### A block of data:
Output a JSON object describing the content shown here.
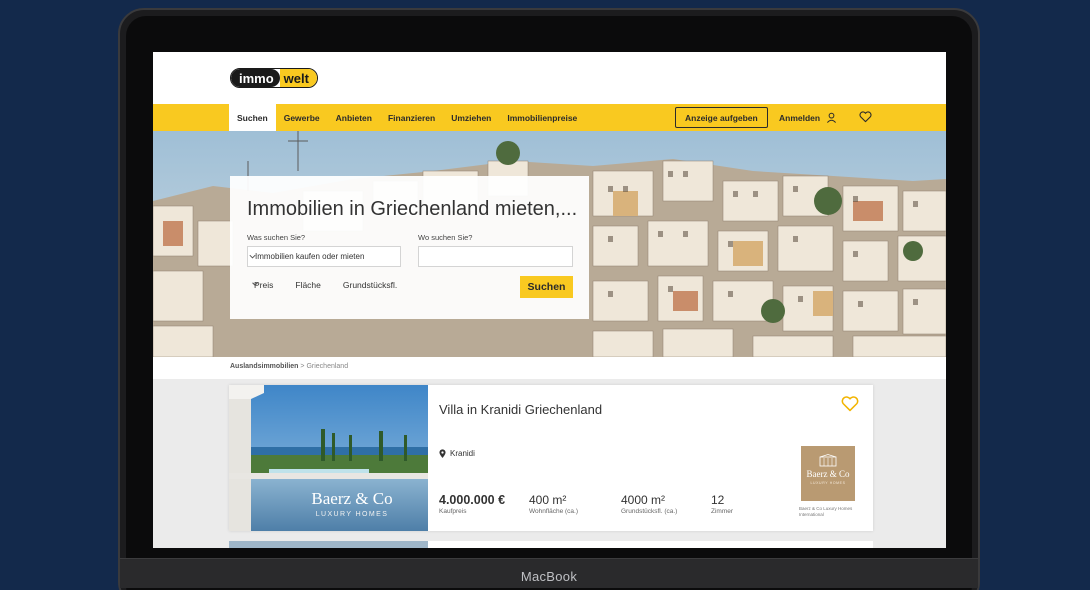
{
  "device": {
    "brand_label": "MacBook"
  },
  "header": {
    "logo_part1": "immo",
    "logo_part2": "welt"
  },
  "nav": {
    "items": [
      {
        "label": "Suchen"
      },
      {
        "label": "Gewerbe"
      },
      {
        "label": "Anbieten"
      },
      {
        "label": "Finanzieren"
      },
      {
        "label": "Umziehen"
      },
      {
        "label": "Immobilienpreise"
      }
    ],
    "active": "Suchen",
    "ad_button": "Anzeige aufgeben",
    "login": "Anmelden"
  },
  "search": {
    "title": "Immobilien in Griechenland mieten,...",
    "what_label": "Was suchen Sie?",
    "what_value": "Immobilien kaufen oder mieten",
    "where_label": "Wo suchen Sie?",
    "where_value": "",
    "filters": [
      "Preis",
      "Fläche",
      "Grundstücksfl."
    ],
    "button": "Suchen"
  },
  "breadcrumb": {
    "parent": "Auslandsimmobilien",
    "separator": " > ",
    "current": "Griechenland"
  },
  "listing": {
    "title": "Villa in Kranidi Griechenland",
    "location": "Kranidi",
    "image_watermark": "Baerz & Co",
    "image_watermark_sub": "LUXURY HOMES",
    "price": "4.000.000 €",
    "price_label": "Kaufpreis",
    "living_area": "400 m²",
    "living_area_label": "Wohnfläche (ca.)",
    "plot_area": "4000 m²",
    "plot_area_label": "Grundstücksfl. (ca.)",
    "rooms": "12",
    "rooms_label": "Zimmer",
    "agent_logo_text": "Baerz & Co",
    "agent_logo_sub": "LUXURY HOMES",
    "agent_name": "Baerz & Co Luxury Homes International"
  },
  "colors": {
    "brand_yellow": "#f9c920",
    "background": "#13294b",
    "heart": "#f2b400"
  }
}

### Short task:
Quote the entries above word for word. Leave the images out.

### Output:
Output a JSON object describing the content shown here.
{
  "device": {
    "brand_label": "MacBook"
  },
  "header": {
    "logo_part1": "immo",
    "logo_part2": "welt"
  },
  "nav": {
    "items": [
      {
        "label": "Suchen"
      },
      {
        "label": "Gewerbe"
      },
      {
        "label": "Anbieten"
      },
      {
        "label": "Finanzieren"
      },
      {
        "label": "Umziehen"
      },
      {
        "label": "Immobilienpreise"
      }
    ],
    "active": "Suchen",
    "ad_button": "Anzeige aufgeben",
    "login": "Anmelden"
  },
  "search": {
    "title": "Immobilien in Griechenland mieten,...",
    "what_label": "Was suchen Sie?",
    "what_value": "Immobilien kaufen oder mieten",
    "where_label": "Wo suchen Sie?",
    "where_value": "",
    "filters": [
      "Preis",
      "Fläche",
      "Grundstücksfl."
    ],
    "button": "Suchen"
  },
  "breadcrumb": {
    "parent": "Auslandsimmobilien",
    "separator": " > ",
    "current": "Griechenland"
  },
  "listing": {
    "title": "Villa in Kranidi Griechenland",
    "location": "Kranidi",
    "image_watermark": "Baerz & Co",
    "image_watermark_sub": "LUXURY HOMES",
    "price": "4.000.000 €",
    "price_label": "Kaufpreis",
    "living_area": "400 m²",
    "living_area_label": "Wohnfläche (ca.)",
    "plot_area": "4000 m²",
    "plot_area_label": "Grundstücksfl. (ca.)",
    "rooms": "12",
    "rooms_label": "Zimmer",
    "agent_logo_text": "Baerz & Co",
    "agent_logo_sub": "LUXURY HOMES",
    "agent_name": "Baerz & Co Luxury Homes International"
  },
  "colors": {
    "brand_yellow": "#f9c920",
    "background": "#13294b",
    "heart": "#f2b400"
  }
}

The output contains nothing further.